## GIVEN INSTRUCTION:
Isolate every line in the records below with "images" in it.

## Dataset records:
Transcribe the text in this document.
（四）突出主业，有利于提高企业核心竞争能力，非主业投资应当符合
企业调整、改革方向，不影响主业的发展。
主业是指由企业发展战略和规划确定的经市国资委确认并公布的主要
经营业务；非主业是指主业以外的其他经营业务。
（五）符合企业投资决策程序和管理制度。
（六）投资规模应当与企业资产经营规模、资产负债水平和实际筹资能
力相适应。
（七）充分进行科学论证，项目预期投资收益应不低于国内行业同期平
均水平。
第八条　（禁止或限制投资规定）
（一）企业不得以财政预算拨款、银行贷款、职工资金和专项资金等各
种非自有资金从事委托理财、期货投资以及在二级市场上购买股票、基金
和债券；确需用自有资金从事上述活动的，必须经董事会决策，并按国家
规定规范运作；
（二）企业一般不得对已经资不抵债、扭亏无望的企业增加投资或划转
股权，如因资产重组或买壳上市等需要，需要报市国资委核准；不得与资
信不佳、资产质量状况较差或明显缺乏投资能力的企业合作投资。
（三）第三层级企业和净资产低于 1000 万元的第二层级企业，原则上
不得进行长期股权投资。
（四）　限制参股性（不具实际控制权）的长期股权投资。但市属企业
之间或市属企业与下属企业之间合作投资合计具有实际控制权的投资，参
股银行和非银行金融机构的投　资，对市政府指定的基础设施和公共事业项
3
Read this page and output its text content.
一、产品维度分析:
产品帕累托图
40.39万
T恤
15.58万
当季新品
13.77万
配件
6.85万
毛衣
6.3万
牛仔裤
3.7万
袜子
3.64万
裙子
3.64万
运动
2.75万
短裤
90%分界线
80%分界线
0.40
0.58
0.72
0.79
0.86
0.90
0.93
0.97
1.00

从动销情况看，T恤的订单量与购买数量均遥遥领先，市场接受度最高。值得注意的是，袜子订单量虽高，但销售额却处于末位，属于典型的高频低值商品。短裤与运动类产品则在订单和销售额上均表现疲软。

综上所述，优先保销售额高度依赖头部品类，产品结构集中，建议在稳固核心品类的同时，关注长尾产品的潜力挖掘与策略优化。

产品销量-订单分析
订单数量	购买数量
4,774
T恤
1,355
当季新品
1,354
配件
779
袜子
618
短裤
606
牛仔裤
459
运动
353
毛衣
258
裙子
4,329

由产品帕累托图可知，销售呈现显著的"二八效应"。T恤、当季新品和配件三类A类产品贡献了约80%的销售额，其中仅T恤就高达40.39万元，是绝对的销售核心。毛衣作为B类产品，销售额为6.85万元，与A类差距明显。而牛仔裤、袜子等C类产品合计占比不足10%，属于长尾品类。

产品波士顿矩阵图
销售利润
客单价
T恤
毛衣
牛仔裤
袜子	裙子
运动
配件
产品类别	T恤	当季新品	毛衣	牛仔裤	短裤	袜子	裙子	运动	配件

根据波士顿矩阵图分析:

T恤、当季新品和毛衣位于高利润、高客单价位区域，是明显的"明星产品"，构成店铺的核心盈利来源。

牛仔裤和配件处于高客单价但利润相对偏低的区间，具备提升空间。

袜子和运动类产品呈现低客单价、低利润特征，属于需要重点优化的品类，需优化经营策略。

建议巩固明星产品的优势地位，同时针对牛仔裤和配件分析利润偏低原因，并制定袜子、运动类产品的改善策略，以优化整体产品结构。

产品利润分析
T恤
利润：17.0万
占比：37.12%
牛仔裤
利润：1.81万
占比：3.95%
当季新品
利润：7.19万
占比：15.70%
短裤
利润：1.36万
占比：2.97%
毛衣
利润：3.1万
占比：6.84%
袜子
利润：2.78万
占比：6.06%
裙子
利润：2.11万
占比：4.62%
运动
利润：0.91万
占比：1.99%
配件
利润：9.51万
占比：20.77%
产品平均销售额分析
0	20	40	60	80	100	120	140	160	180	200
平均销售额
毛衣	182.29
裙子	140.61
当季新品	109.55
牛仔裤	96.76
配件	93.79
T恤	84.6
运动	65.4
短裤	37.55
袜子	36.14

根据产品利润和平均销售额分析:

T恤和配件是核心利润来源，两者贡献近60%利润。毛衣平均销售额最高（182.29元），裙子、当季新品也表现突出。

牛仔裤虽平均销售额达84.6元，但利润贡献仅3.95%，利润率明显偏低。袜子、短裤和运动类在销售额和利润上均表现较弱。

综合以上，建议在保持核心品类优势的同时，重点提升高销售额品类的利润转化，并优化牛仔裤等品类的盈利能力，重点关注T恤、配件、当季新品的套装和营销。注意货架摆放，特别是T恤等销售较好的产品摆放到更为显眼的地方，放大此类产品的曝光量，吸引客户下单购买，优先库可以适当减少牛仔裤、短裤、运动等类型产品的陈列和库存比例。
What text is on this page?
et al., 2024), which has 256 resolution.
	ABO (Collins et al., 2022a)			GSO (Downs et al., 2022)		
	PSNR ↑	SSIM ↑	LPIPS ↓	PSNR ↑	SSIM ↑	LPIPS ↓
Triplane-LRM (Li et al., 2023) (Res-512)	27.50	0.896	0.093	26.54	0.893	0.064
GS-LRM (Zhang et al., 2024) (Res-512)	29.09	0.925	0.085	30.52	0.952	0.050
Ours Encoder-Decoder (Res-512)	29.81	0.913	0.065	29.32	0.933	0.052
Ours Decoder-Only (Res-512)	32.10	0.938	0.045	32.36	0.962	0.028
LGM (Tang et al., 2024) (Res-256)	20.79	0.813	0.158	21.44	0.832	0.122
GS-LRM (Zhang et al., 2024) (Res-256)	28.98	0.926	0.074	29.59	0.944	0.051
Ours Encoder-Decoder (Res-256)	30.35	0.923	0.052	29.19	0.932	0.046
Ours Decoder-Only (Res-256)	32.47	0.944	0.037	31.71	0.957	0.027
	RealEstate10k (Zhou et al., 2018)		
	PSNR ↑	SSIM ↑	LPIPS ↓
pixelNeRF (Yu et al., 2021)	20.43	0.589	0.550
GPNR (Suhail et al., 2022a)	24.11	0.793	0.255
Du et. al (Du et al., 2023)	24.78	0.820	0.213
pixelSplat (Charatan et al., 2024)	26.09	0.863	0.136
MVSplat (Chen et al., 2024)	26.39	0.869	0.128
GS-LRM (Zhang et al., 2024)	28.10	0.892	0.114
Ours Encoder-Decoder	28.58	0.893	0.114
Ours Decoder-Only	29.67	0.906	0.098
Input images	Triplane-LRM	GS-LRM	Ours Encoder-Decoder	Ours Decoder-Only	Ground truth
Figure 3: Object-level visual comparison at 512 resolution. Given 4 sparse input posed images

## RESPONSE TO THIS TASK:
Input images	Triplane-LRM	GS-LRM	Ours Encoder-Decoder	Ours Decoder-Only	Ground truth
Figure 3: Object-level visual comparison at 512 resolution. Given 4 sparse input posed images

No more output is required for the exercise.